*EXERCISE*
Without the pictures, return each record as it appears.

*DATA LISTING*

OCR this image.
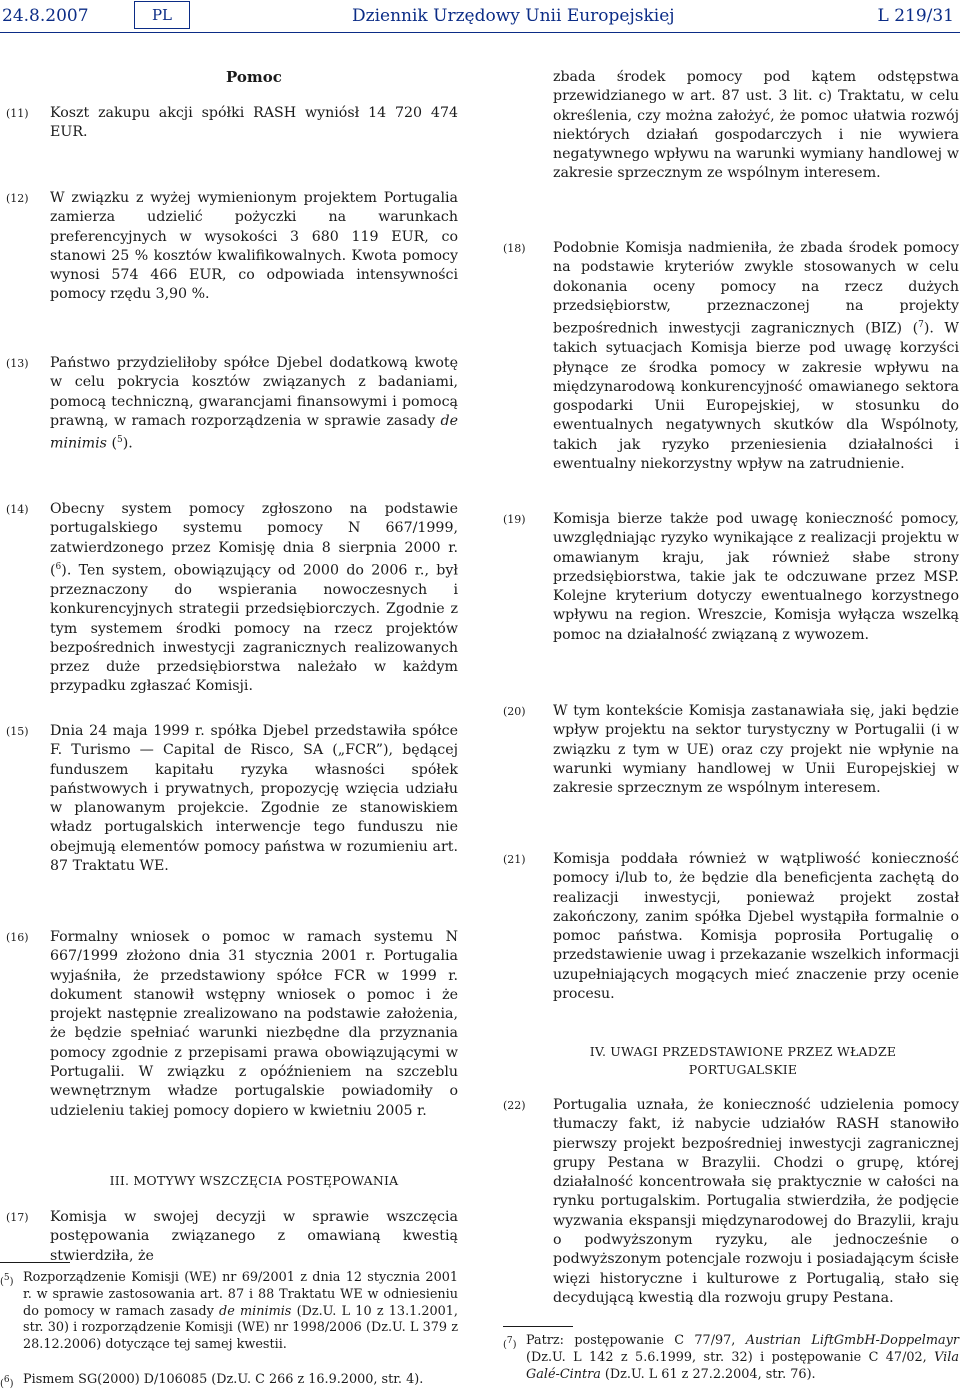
24.8.2007	PL	Dziennik Urzędowy Unii Europejskiej	L 219/31
Pomoc
(11) Koszt zakupu akcji spółki RASH wyniósł 14 720 474 EUR.
(12) W związku z wyżej wymienionym projektem Portugalia zamierza udzielić pożyczki na warunkach preferencyjnych w wysokości 3 680 119 EUR, co stanowi 25 % kosztów kwalifikowalnych. Kwota pomocy wynosi 574 466 EUR, co odpowiada intensywności pomocy rzędu 3,90 %.
(13) Państwo przydzieliłoby spółce Djebel dodatkową kwotę w celu pokrycia kosztów związanych z badaniami, pomocą techniczną, gwarancjami finansowymi i pomocą prawną, w ramach rozporządzenia w sprawie zasady de minimis ($^5$).
(14) Obecny system pomocy zgłoszono na podstawie portugalskiego systemu pomocy N 667/1999, zatwierdzonego przez Komisję dnia 8 sierpnia 2000 r. ($^6$). Ten system, obowiązujący od 2000 do 2006 r., był przeznaczony do wspierania nowoczesnych i konkurencyjnych strategii przedsiębiorczych. Zgodnie z tym systemem środki pomocy na rzecz projektów bezpośrednich inwestycji zagranicznych realizowanych przez duże przedsiębiorstwa należało w każdym przypadku zgłaszać Komisji.
(15) Dnia 24 maja 1999 r. spółka Djebel przedstawiła spółce F. Turismo — Capital de Risco, SA („FCR”), będącej funduszem kapitału ryzyka własności spółek państwowych i prywatnych, propozycję wzięcia udziału w planowanym projekcie. Zgodnie ze stanowiskiem władz portugalskich interwencje tego funduszu nie obejmują elementów pomocy państwa w rozumieniu art. 87 Traktatu WE.
(16) Formalny wniosek o pomoc w ramach systemu N 667/1999 złożono dnia 31 stycznia 2001 r. Portugalia wyjaśniła, że przedstawiony spółce FCR w 1999 r. dokument stanowił wstępny wniosek o pomoc i że projekt następnie zrealizowano na podstawie założenia, że będzie spełniać warunki niezbędne dla przyznania pomocy zgodnie z przepisami prawa obowiązującymi w Portugalii. W związku z opóźnieniem na szczeblu wewnętrznym władze portugalskie powiadomiły o udzieleniu takiej pomocy dopiero w kwietniu 2005 r.
III. MOTYWY WSZCZĘCIA POSTĘPOWANIA
(17) Komisja w swojej decyzji w sprawie wszczęcia postępowania związanego z omawianą kwestią stwierdziła, że
($^5$) Rozporządzenie Komisji (WE) nr 69/2001 z dnia 12 stycznia 2001 r. w sprawie zastosowania art. 87 i 88 Traktatu WE w odniesieniu do pomocy w ramach zasady de minimis (Dz.U. L 10 z 13.1.2001, str. 30) i rozporządzenie Komisji (WE) nr 1998/2006 (Dz.U. L 379 z 28.12.2006) dotyczące tej samej kwestii.
($^6$) Pismem SG(2000) D/106085 (Dz.U. C 266 z 16.9.2000, str. 4).
zbada środek pomocy pod kątem odstępstwa przewidzianego w art. 87 ust. 3 lit. c) Traktatu, w celu określenia, czy można założyć, że pomoc ułatwia rozwój niektórych działań gospodarczych i nie wywiera negatywnego wpływu na warunki wymiany handlowej w zakresie sprzecznym ze wspólnym interesem.
(18) Podobnie Komisja nadmieniła, że zbada środek pomocy na podstawie kryteriów zwykle stosowanych w celu dokonania oceny pomocy na rzecz dużych przedsiębiorstw, przeznaczonej na projekty bezpośrednich inwestycji zagranicznych (BIZ) ($^7$). W takich sytuacjach Komisja bierze pod uwagę korzyści płynące ze środka pomocy w zakresie wpływu na międzynarodową konkurencyjność omawianego sektora gospodarki Unii Europejskiej, w stosunku do ewentualnych negatywnych skutków dla Wspólnoty, takich jak ryzyko przeniesienia działalności i ewentualny niekorzystny wpływ na zatrudnienie.
(19) Komisja bierze także pod uwagę konieczność pomocy, uwzględniając ryzyko wynikające z realizacji projektu w omawianym kraju, jak również słabe strony przedsiębiorstwa, takie jak te odczuwane przez MSP. Kolejne kryterium dotyczy ewentualnego korzystnego wpływu na region. Wreszcie, Komisja wyłącza wszelką pomoc na działalność związaną z wywozem.
(20) W tym kontekście Komisja zastanawiała się, jaki będzie wpływ projektu na sektor turystyczny w Portugalii (i w związku z tym w UE) oraz czy projekt nie wpłynie na warunki wymiany handlowej w Unii Europejskiej w zakresie sprzecznym ze wspólnym interesem.
(21) Komisja poddała również w wątpliwość konieczność pomocy i/lub to, że będzie dla beneficjenta zachętą do realizacji inwestycji, ponieważ projekt został zakończony, zanim spółka Djebel wystąpiła formalnie o pomoc państwa. Komisja poprosiła Portugalię o przedstawienie uwag i przekazanie wszelkich informacji uzupełniających mogących mieć znaczenie przy ocenie procesu.
IV. UWAGI PRZEDSTAWIONE PRZEZ WŁADZE PORTUGALSKIE
(22) Portugalia uznała, że konieczność udzielenia pomocy tłumaczy fakt, iż nabycie udziałów RASH stanowiło pierwszy projekt bezpośredniej inwestycji zagranicznej grupy Pestana w Brazylii. Chodzi o grupę, której działalność koncentrowała się praktycznie w całości na rynku portugalskim. Portugalia stwierdziła, że podjęcie wyzwania ekspansji międzynarodowej do Brazylii, kraju o podwyższonym ryzyku, ale jednocześnie o podwyższonym potencjale rozwoju i posiadającym ścisłe więzi historyczne i kulturowe z Portugalią, stało się decydującą kwestią dla rozwoju grupy Pestana.
($^7$) Patrz: postępowanie C 77/97, Austrian LiftGmbH-Doppelmayr (Dz.U. L 142 z 5.6.1999, str. 32) i postępowanie C 47/02, Vila Galé-Cintra (Dz.U. L 61 z 27.2.2004, str. 76).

*EXERCISE RESPONSE*
OCR this image.
24.8.2007	PL	Dziennik Urzędowy Unii Europejskiej	L 219/31
Pomoc
(11) Koszt zakupu akcji spółki RASH wyniósł 14 720 474 EUR.
(12) W związku z wyżej wymienionym projektem Portugalia zamierza udzielić pożyczki na warunkach preferencyjnych w wysokości 3 680 119 EUR, co stanowi 25 % kosztów kwalifikowalnych. Kwota pomocy wynosi 574 466 EUR, co odpowiada intensywności pomocy rzędu 3,90 %.
(13) Państwo przydzieliłoby spółce Djebel dodatkową kwotę w celu pokrycia kosztów związanych z badaniami, pomocą techniczną, gwarancjami finansowymi i pomocą prawną, w ramach rozporządzenia w sprawie zasady de minimis ($^5$).
(14) Obecny system pomocy zgłoszono na podstawie portugalskiego systemu pomocy N 667/1999, zatwierdzonego przez Komisję dnia 8 sierpnia 2000 r. ($^6$). Ten system, obowiązujący od 2000 do 2006 r., był przeznaczony do wspierania nowoczesnych i konkurencyjnych strategii przedsiębiorczych. Zgodnie z tym systemem środki pomocy na rzecz projektów bezpośrednich inwestycji zagranicznych realizowanych przez duże przedsiębiorstwa należało w każdym przypadku zgłaszać Komisji.
(15) Dnia 24 maja 1999 r. spółka Djebel przedstawiła spółce F. Turismo — Capital de Risco, SA („FCR”), będącej funduszem kapitału ryzyka własności spółek państwowych i prywatnych, propozycję wzięcia udziału w planowanym projekcie. Zgodnie ze stanowiskiem władz portugalskich interwencje tego funduszu nie obejmują elementów pomocy państwa w rozumieniu art. 87 Traktatu WE.
(16) Formalny wniosek o pomoc w ramach systemu N 667/1999 złożono dnia 31 stycznia 2001 r. Portugalia wyjaśniła, że przedstawiony spółce FCR w 1999 r. dokument stanowił wstępny wniosek o pomoc i że projekt następnie zrealizowano na podstawie założenia, że będzie spełniać warunki niezbędne dla przyznania pomocy zgodnie z przepisami prawa obowiązującymi w Portugalii. W związku z opóźnieniem na szczeblu wewnętrznym władze portugalskie powiadomiły o udzieleniu takiej pomocy dopiero w kwietniu 2005 r.
III. MOTYWY WSZCZĘCIA POSTĘPOWANIA
(17) Komisja w swojej decyzji w sprawie wszczęcia postępowania związanego z omawianą kwestią stwierdziła, że
($^5$) Rozporządzenie Komisji (WE) nr 69/2001 z dnia 12 stycznia 2001 r. w sprawie zastosowania art. 87 i 88 Traktatu WE w odniesieniu do pomocy w ramach zasady de minimis (Dz.U. L 10 z 13.1.2001, str. 30) i rozporządzenie Komisji (WE) nr 1998/2006 (Dz.U. L 379 z 28.12.2006) dotyczące tej samej kwestii.
($^6$) Pismem SG(2000) D/106085 (Dz.U. C 266 z 16.9.2000, str. 4).
zbada środek pomocy pod kątem odstępstwa przewidzianego w art. 87 ust. 3 lit. c) Traktatu, w celu określenia, czy można założyć, że pomoc ułatwia rozwój niektórych działań gospodarczych i nie wywiera negatywnego wpływu na warunki wymiany handlowej w zakresie sprzecznym ze wspólnym interesem.
(18) Podobnie Komisja nadmieniła, że zbada środek pomocy na podstawie kryteriów zwykle stosowanych w celu dokonania oceny pomocy na rzecz dużych przedsiębiorstw, przeznaczonej na projekty bezpośrednich inwestycji zagranicznych (BIZ) ($^7$). W takich sytuacjach Komisja bierze pod uwagę korzyści płynące ze środka pomocy w zakresie wpływu na międzynarodową konkurencyjność omawianego sektora gospodarki Unii Europejskiej, w stosunku do ewentualnych negatywnych skutków dla Wspólnoty, takich jak ryzyko przeniesienia działalności i ewentualny niekorzystny wpływ na zatrudnienie.
(19) Komisja bierze także pod uwagę konieczność pomocy, uwzględniając ryzyko wynikające z realizacji projektu w omawianym kraju, jak również słabe strony przedsiębiorstwa, takie jak te odczuwane przez MSP. Kolejne kryterium dotyczy ewentualnego korzystnego wpływu na region. Wreszcie, Komisja wyłącza wszelką pomoc na działalność związaną z wywozem.
(20) W tym kontekście Komisja zastanawiała się, jaki będzie wpływ projektu na sektor turystyczny w Portugalii (i w związku z tym w UE) oraz czy projekt nie wpłynie na warunki wymiany handlowej w Unii Europejskiej w zakresie sprzecznym ze wspólnym interesem.
(21) Komisja poddała również w wątpliwość konieczność pomocy i/lub to, że będzie dla beneficjenta zachętą do realizacji inwestycji, ponieważ projekt został zakończony, zanim spółka Djebel wystąpiła formalnie o pomoc państwa. Komisja poprosiła Portugalię o przedstawienie uwag i przekazanie wszelkich informacji uzupełniających mogących mieć znaczenie przy ocenie procesu.
IV. UWAGI PRZEDSTAWIONE PRZEZ WŁADZE PORTUGALSKIE
(22) Portugalia uznała, że konieczność udzielenia pomocy tłumaczy fakt, iż nabycie udziałów RASH stanowiło pierwszy projekt bezpośredniej inwestycji zagranicznej grupy Pestana w Brazylii. Chodzi o grupę, której działalność koncentrowała się praktycznie w całości na rynku portugalskim. Portugalia stwierdziła, że podjęcie wyzwania ekspansji międzynarodowej do Brazylii, kraju o podwyższonym ryzyku, ale jednocześnie o podwyższonym potencjale rozwoju i posiadającym ścisłe więzi historyczne i kulturowe z Portugalią, stało się decydującą kwestią dla rozwoju grupy Pestana.
($^7$) Patrz: postępowanie C 77/97, Austrian LiftGmbH-Doppelmayr (Dz.U. L 142 z 5.6.1999, str. 32) i postępowanie C 47/02, Vila Galé-Cintra (Dz.U. L 61 z 27.2.2004, str. 76).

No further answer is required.